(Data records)
-----
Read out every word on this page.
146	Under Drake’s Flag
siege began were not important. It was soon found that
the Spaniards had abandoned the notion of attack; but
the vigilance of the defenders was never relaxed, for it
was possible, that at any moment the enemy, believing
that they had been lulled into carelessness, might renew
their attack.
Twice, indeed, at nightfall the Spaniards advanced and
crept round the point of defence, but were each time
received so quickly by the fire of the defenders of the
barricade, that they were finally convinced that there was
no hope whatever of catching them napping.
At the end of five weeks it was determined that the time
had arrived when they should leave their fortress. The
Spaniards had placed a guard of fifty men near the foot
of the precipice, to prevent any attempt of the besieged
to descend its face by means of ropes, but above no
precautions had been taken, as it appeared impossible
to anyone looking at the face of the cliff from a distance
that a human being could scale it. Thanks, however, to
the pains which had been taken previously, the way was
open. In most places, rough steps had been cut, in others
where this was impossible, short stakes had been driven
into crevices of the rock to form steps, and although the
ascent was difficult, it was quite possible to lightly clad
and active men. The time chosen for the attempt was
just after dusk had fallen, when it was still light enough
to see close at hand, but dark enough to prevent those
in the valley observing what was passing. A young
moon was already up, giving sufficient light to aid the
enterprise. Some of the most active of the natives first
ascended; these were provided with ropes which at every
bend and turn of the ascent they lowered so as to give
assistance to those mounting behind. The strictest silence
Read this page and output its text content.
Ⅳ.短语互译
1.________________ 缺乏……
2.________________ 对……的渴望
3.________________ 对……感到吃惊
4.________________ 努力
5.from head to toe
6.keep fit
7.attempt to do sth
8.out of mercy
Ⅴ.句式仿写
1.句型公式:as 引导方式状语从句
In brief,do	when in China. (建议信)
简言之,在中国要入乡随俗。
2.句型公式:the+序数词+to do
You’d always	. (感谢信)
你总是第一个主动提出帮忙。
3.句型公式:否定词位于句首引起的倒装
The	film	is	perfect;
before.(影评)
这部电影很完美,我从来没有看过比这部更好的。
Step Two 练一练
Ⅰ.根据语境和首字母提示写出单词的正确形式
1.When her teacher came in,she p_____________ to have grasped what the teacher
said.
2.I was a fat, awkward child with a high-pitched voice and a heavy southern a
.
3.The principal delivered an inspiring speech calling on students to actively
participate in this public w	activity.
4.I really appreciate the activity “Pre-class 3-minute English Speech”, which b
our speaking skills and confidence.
-----
= What the task asks =
List each line holding the string "attempt".

= Answer to this task =
of the precipice, to prevent any attempt of the besieged
and active men. The time chosen for the attempt was
7.attempt to do sth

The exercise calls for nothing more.